Begin Items
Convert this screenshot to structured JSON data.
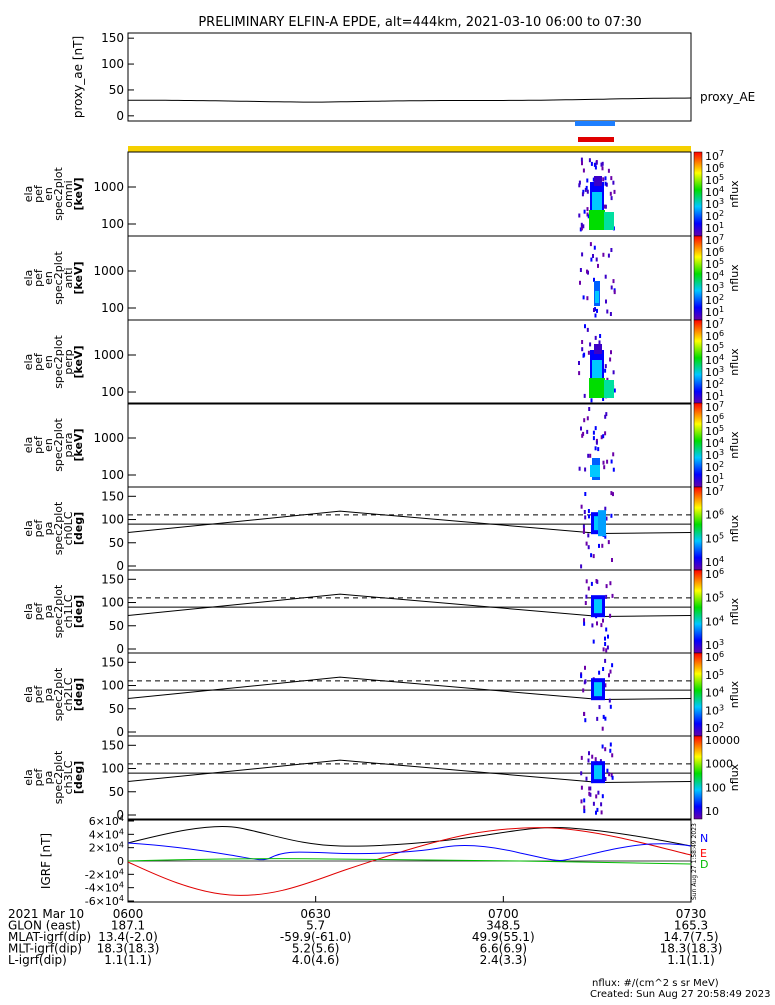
{
  "title": "PRELIMINARY ELFIN-A EPDE, alt=444km, 2021-03-10 06:00 to 07:30",
  "ae_panel": {
    "ylabel": "proxy_ae [nT]",
    "series_label": "proxy_AE",
    "y_ticks": [
      "0",
      "50",
      "100",
      "150"
    ]
  },
  "spec_panels": [
    {
      "ylabel_lines": [
        "ela",
        "pef",
        "en",
        "spec2plot",
        "omni",
        "[keV]"
      ],
      "cb_ticks": [
        "10^7",
        "10^6",
        "10^5",
        "10^4",
        "10^3",
        "10^2",
        "10^1"
      ],
      "cb_label": "nflux"
    },
    {
      "ylabel_lines": [
        "ela",
        "pef",
        "en",
        "spec2plot",
        "anti",
        "[keV]"
      ],
      "cb_ticks": [
        "10^7",
        "10^6",
        "10^5",
        "10^4",
        "10^3",
        "10^2",
        "10^1"
      ],
      "cb_label": "nflux"
    },
    {
      "ylabel_lines": [
        "ela",
        "pef",
        "en",
        "spec2plot",
        "perp",
        "[keV]"
      ],
      "cb_ticks": [
        "10^7",
        "10^6",
        "10^5",
        "10^4",
        "10^3",
        "10^2",
        "10^1"
      ],
      "cb_label": "nflux"
    },
    {
      "ylabel_lines": [
        "ela",
        "pef",
        "en",
        "spec2plot",
        "para",
        "[keV]"
      ],
      "cb_ticks": [
        "10^7",
        "10^6",
        "10^5",
        "10^4",
        "10^3",
        "10^2",
        "10^1"
      ],
      "cb_label": "nflux"
    }
  ],
  "energy_ticks": [
    "100",
    "1000"
  ],
  "pa_panels": [
    {
      "ylabel_lines": [
        "ela",
        "pef",
        "pa",
        "spec2plot",
        "ch0LC",
        "[deg]"
      ],
      "cb_ticks": [
        "10^7",
        "10^6",
        "10^5",
        "10^4"
      ],
      "cb_label": "nflux"
    },
    {
      "ylabel_lines": [
        "ela",
        "pef",
        "pa",
        "spec2plot",
        "ch1LC",
        "[deg]"
      ],
      "cb_ticks": [
        "10^6",
        "10^5",
        "10^4",
        "10^3"
      ],
      "cb_label": "nflux"
    },
    {
      "ylabel_lines": [
        "ela",
        "pef",
        "pa",
        "spec2plot",
        "ch2LC",
        "[deg]"
      ],
      "cb_ticks": [
        "10^6",
        "10^5",
        "10^4",
        "10^3",
        "10^2"
      ],
      "cb_label": "nflux"
    },
    {
      "ylabel_lines": [
        "ela",
        "pef",
        "pa",
        "spec2plot",
        "ch3LC",
        "[deg]"
      ],
      "cb_ticks": [
        "10000",
        "1000",
        "100",
        "10"
      ],
      "cb_label": "nflux"
    }
  ],
  "pa_ticks": [
    "0",
    "50",
    "100",
    "150"
  ],
  "igrf_panel": {
    "ylabel": "IGRF [nT]",
    "y_ticks": [
      "-6×10^4",
      "-4×10^4",
      "-2×10^4",
      "0",
      "2×10^4",
      "4×10^4",
      "6×10^4"
    ],
    "legend": [
      {
        "label": "N",
        "color": "#0000ff"
      },
      {
        "label": "E",
        "color": "#ff0000"
      },
      {
        "label": "D",
        "color": "#00bb00"
      }
    ],
    "stamp": "Sun Aug 27 1:58:49 2023"
  },
  "footer": {
    "rows": [
      {
        "label": "2021 Mar 10",
        "values": [
          "0600",
          "0630",
          "0700",
          "0730"
        ]
      },
      {
        "label": "GLON (east)",
        "values": [
          "187.1",
          "5.7",
          "348.5",
          "165.3"
        ]
      },
      {
        "label": "MLAT-igrf(dip)",
        "values": [
          "13.4(-2.0)",
          "-59.9(-61.0)",
          "49.9(55.1)",
          "14.7(7.5)"
        ]
      },
      {
        "label": "MLT-igrf(dip)",
        "values": [
          "18.3(18.3)",
          "5.2(5.6)",
          "6.6(6.9)",
          "18.3(18.3)"
        ]
      },
      {
        "label": "L-igrf(dip)",
        "values": [
          "1.1(1.1)",
          "4.0(4.6)",
          "2.4(3.3)",
          "1.1(1.1)"
        ]
      }
    ],
    "units_note": "nflux: #/(cm^2 s sr MeV)",
    "created": "Created: Sun Aug 27 20:58:49 2023"
  },
  "colors": {
    "orbit_bar": "#f5d000",
    "blue_bar": "#1e7fff",
    "red_bar": "#e00000"
  },
  "chart_data": [
    {
      "type": "line",
      "x": [
        "0600",
        "0630",
        "0700",
        "0730"
      ],
      "series": [
        {
          "name": "proxy_AE",
          "values": [
            30,
            27,
            30,
            34
          ]
        }
      ],
      "ylim": [
        0,
        150
      ]
    },
    {
      "type": "line",
      "x": [
        "0600",
        "0630",
        "0700",
        "0730"
      ],
      "series": [
        {
          "name": "N",
          "values": [
            30000,
            15000,
            25000,
            30000
          ]
        },
        {
          "name": "E",
          "values": [
            0,
            -40000,
            45000,
            10000
          ]
        },
        {
          "name": "D",
          "values": [
            1000,
            2000,
            500,
            1000
          ]
        }
      ],
      "ylim": [
        -60000,
        60000
      ]
    }
  ]
}
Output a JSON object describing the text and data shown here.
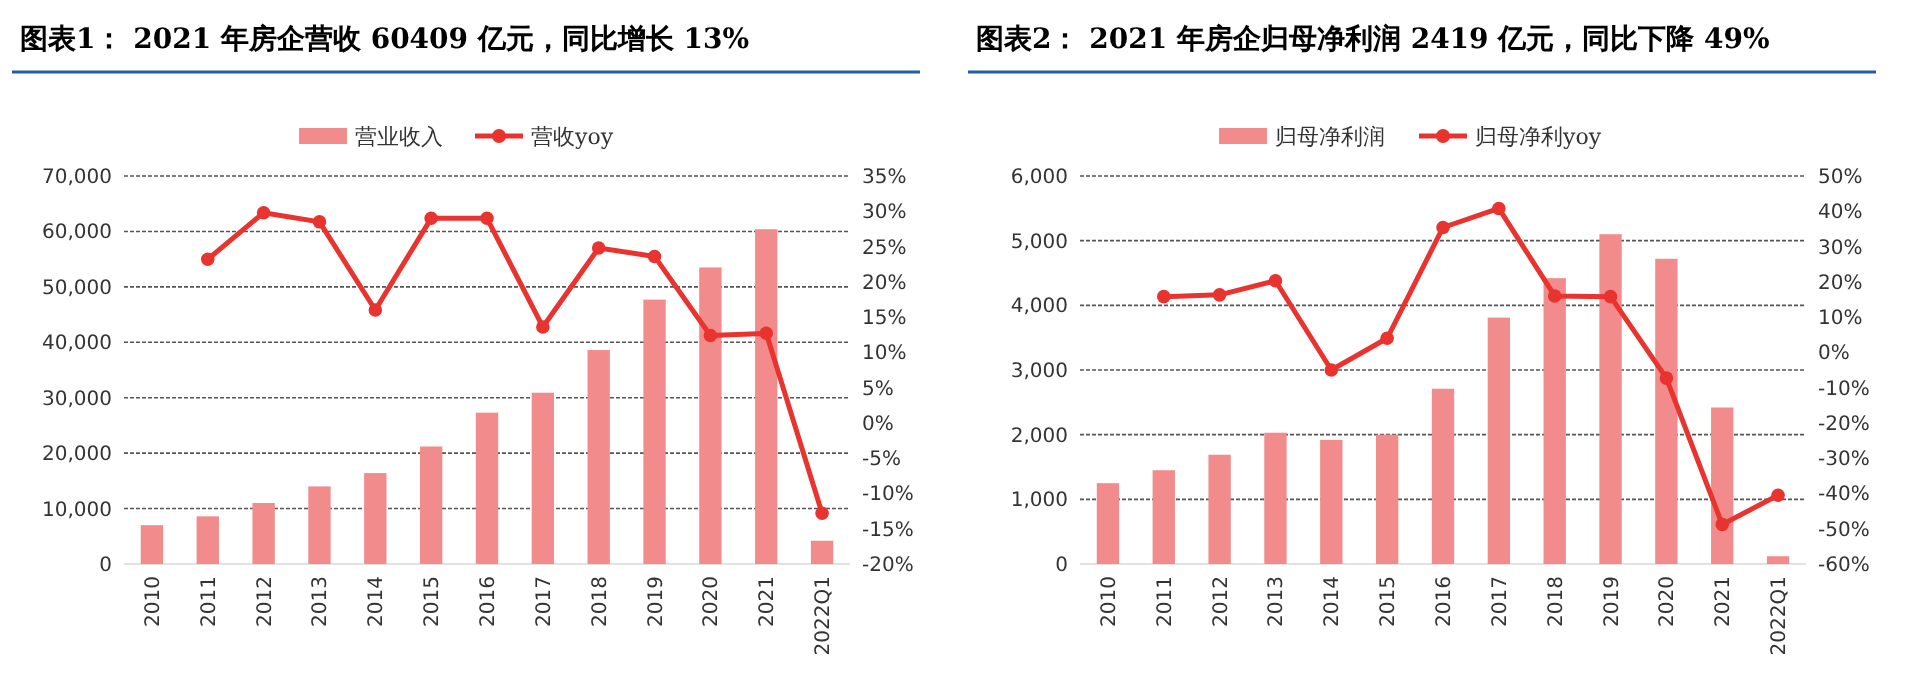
End Items
** Instructions for the task **
Pictures don't belong in the copy. Transcribe every record exactly as it appears.

** Problem solution **
Convert this screenshot to structured JSON data.
{
  "title": "PRELIMINARY ELFIN-A EPDE, alt=444km, 2021-03-10 06:00 to 07:30",
  "ae_panel": {
    "ylabel": "proxy_ae [nT]",
    "series_label": "proxy_AE",
    "y_ticks": [
      "0",
      "50",
      "100",
      "150"
    ]
  },
  "spec_panels": [
    {
      "ylabel_lines": [
        "ela",
        "pef",
        "en",
        "spec2plot",
        "omni",
        "[keV]"
      ],
      "cb_ticks": [
        "10^7",
        "10^6",
        "10^5",
        "10^4",
        "10^3",
        "10^2",
        "10^1"
      ],
      "cb_label": "nflux"
    },
    {
      "ylabel_lines": [
        "ela",
        "pef",
        "en",
        "spec2plot",
        "anti",
        "[keV]"
      ],
      "cb_ticks": [
        "10^7",
        "10^6",
        "10^5",
        "10^4",
        "10^3",
        "10^2",
        "10^1"
      ],
      "cb_label": "nflux"
    },
    {
      "ylabel_lines": [
        "ela",
        "pef",
        "en",
        "spec2plot",
        "perp",
        "[keV]"
      ],
      "cb_ticks": [
        "10^7",
        "10^6",
        "10^5",
        "10^4",
        "10^3",
        "10^2",
        "10^1"
      ],
      "cb_label": "nflux"
    },
    {
      "ylabel_lines": [
        "ela",
        "pef",
        "en",
        "spec2plot",
        "para",
        "[keV]"
      ],
      "cb_ticks": [
        "10^7",
        "10^6",
        "10^5",
        "10^4",
        "10^3",
        "10^2",
        "10^1"
      ],
      "cb_label": "nflux"
    }
  ],
  "energy_ticks": [
    "100",
    "1000"
  ],
  "pa_panels": [
    {
      "ylabel_lines": [
        "ela",
        "pef",
        "pa",
        "spec2plot",
        "ch0LC",
        "[deg]"
      ],
      "cb_ticks": [
        "10^7",
        "10^6",
        "10^5",
        "10^4"
      ],
      "cb_label": "nflux"
    },
    {
      "ylabel_lines": [
        "ela",
        "pef",
        "pa",
        "spec2plot",
        "ch1LC",
        "[deg]"
      ],
      "cb_ticks": [
        "10^6",
        "10^5",
        "10^4",
        "10^3"
      ],
      "cb_label": "nflux"
    },
    {
      "ylabel_lines": [
        "ela",
        "pef",
        "pa",
        "spec2plot",
        "ch2LC",
        "[deg]"
      ],
      "cb_ticks": [
        "10^6",
        "10^5",
        "10^4",
        "10^3",
        "10^2"
      ],
      "cb_label": "nflux"
    },
    {
      "ylabel_lines": [
        "ela",
        "pef",
        "pa",
        "spec2plot",
        "ch3LC",
        "[deg]"
      ],
      "cb_ticks": [
        "10000",
        "1000",
        "100",
        "10"
      ],
      "cb_label": "nflux"
    }
  ],
  "pa_ticks": [
    "0",
    "50",
    "100",
    "150"
  ],
  "igrf_panel": {
    "ylabel": "IGRF [nT]",
    "y_ticks": [
      "-6×10^4",
      "-4×10^4",
      "-2×10^4",
      "0",
      "2×10^4",
      "4×10^4",
      "6×10^4"
    ],
    "legend": [
      {
        "label": "N",
        "color": "#0000ff"
      },
      {
        "label": "E",
        "color": "#ff0000"
      },
      {
        "label": "D",
        "color": "#00bb00"
      }
    ],
    "stamp": "Sun Aug 27 1:58:49 2023"
  },
  "footer": {
    "rows": [
      {
        "label": "2021 Mar 10",
        "values": [
          "0600",
          "0630",
          "0700",
          "0730"
        ]
      },
      {
        "label": "GLON (east)",
        "values": [
          "187.1",
          "5.7",
          "348.5",
          "165.3"
        ]
      },
      {
        "label": "MLAT-igrf(dip)",
        "values": [
          "13.4(-2.0)",
          "-59.9(-61.0)",
          "49.9(55.1)",
          "14.7(7.5)"
        ]
      },
      {
        "label": "MLT-igrf(dip)",
        "values": [
          "18.3(18.3)",
          "5.2(5.6)",
          "6.6(6.9)",
          "18.3(18.3)"
        ]
      },
      {
        "label": "L-igrf(dip)",
        "values": [
          "1.1(1.1)",
          "4.0(4.6)",
          "2.4(3.3)",
          "1.1(1.1)"
        ]
      }
    ],
    "units_note": "nflux: #/(cm^2 s sr MeV)",
    "created": "Created: Sun Aug 27 20:58:49 2023"
  },
  "colors": {
    "orbit_bar": "#f5d000",
    "blue_bar": "#1e7fff",
    "red_bar": "#e00000"
  },
  "chart_data": [
    {
      "type": "line",
      "x": [
        "0600",
        "0630",
        "0700",
        "0730"
      ],
      "series": [
        {
          "name": "proxy_AE",
          "values": [
            30,
            27,
            30,
            34
          ]
        }
      ],
      "ylim": [
        0,
        150
      ]
    },
    {
      "type": "line",
      "x": [
        "0600",
        "0630",
        "0700",
        "0730"
      ],
      "series": [
        {
          "name": "N",
          "values": [
            30000,
            15000,
            25000,
            30000
          ]
        },
        {
          "name": "E",
          "values": [
            0,
            -40000,
            45000,
            10000
          ]
        },
        {
          "name": "D",
          "values": [
            1000,
            2000,
            500,
            1000
          ]
        }
      ],
      "ylim": [
        -60000,
        60000
      ]
    }
  ]
}
Output a JSON object describing the text and data shown here.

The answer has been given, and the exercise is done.